## [Source data]
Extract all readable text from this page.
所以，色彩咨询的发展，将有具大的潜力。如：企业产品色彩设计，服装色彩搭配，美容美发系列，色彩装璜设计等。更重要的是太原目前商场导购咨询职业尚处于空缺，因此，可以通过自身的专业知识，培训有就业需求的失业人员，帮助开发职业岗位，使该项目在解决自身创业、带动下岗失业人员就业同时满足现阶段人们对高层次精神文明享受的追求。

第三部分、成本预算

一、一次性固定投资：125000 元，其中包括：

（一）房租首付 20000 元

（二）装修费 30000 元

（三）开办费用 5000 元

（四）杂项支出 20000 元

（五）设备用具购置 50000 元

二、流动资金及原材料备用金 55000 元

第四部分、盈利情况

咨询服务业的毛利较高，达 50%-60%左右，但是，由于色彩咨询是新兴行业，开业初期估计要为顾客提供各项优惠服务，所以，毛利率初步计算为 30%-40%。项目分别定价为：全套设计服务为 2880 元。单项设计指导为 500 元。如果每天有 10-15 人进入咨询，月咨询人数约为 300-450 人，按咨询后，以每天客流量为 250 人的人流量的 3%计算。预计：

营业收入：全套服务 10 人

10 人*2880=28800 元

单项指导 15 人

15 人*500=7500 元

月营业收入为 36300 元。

## [Short task]
Each record above must be given again exactly.

## [Solution to this task]
Extract all readable text from this page.
所以，色彩咨询的发展，将有具大的潜力。如：企业产品色彩设计，服装色彩搭配，美容美发系列，色彩装璜设计等。更重要的是太原目前商场导购咨询职业尚处于空缺，因此，可以通过自身的专业知识，培训有就业需求的失业人员，帮助开发职业岗位，使该项目在解决自身创业、带动下岗失业人员就业同时满足现阶段人们对高层次精神文明享受的追求。

第三部分、成本预算

一、一次性固定投资：125000 元，其中包括：

（一）房租首付 20000 元

（二）装修费 30000 元

（三）开办费用 5000 元

（四）杂项支出 20000 元

（五）设备用具购置 50000 元

二、流动资金及原材料备用金 55000 元

第四部分、盈利情况

咨询服务业的毛利较高，达 50%-60%左右，但是，由于色彩咨询是新兴行业，开业初期估计要为顾客提供各项优惠服务，所以，毛利率初步计算为 30%-40%。项目分别定价为：全套设计服务为 2880 元。单项设计指导为 500 元。如果每天有 10-15 人进入咨询，月咨询人数约为 300-450 人，按咨询后，以每天客流量为 250 人的人流量的 3%计算。预计：

营业收入：全套服务 10 人

10 人*2880=28800 元

单项指导 15 人

15 人*500=7500 元

月营业收入为 36300 元。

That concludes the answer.